• [Work to complete]: Pick out and copy each line of the material below that contains the word "elements".

• [Data for processing]:
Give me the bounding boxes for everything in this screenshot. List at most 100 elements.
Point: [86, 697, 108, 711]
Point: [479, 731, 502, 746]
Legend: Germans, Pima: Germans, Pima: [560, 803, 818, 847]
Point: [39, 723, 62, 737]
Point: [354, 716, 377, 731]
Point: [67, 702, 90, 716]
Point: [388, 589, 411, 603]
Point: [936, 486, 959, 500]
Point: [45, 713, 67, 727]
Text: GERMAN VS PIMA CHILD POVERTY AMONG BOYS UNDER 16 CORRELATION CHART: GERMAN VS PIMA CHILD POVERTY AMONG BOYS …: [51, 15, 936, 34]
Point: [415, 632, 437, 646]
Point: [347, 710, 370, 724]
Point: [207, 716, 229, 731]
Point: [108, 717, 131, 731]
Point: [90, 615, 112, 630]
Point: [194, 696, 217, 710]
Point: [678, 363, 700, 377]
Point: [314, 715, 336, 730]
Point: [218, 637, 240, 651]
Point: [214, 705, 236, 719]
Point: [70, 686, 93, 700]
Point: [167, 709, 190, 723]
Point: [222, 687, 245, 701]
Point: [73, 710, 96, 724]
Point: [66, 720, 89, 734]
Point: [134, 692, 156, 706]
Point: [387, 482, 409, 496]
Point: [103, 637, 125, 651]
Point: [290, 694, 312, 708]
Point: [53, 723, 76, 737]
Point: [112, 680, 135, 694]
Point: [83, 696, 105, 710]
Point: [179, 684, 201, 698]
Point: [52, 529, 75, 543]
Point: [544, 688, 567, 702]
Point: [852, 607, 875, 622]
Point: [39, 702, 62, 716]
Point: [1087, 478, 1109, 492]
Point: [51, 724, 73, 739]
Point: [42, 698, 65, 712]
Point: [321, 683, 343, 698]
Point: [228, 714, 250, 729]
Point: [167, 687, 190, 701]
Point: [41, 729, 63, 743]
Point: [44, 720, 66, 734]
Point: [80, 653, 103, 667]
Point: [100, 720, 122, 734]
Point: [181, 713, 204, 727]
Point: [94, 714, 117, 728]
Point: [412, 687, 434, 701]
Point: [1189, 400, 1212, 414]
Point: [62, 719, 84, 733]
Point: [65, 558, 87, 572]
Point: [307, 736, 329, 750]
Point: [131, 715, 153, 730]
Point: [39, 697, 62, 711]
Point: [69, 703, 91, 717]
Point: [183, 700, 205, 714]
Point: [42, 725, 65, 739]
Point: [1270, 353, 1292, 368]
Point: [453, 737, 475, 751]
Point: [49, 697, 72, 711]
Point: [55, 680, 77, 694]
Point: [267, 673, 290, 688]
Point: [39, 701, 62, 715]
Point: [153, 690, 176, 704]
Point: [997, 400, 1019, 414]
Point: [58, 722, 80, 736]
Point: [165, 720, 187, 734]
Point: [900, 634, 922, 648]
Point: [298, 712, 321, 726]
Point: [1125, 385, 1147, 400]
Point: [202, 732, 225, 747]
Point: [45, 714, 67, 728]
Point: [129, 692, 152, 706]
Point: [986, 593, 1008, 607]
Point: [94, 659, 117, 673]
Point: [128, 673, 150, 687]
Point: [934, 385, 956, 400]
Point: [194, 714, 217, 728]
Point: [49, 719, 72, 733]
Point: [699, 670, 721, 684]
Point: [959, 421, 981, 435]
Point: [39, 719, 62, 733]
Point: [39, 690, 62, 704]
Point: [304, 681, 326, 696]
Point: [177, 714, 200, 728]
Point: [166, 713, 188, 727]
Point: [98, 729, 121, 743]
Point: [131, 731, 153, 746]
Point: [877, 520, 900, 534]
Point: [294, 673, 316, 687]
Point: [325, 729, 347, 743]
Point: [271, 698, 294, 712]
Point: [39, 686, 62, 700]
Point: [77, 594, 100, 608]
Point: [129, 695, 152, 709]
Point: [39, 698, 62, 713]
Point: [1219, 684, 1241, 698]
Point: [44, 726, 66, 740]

• [The reply]:
Give me the bounding boxes for everything in this screenshot. List at most 100 elements.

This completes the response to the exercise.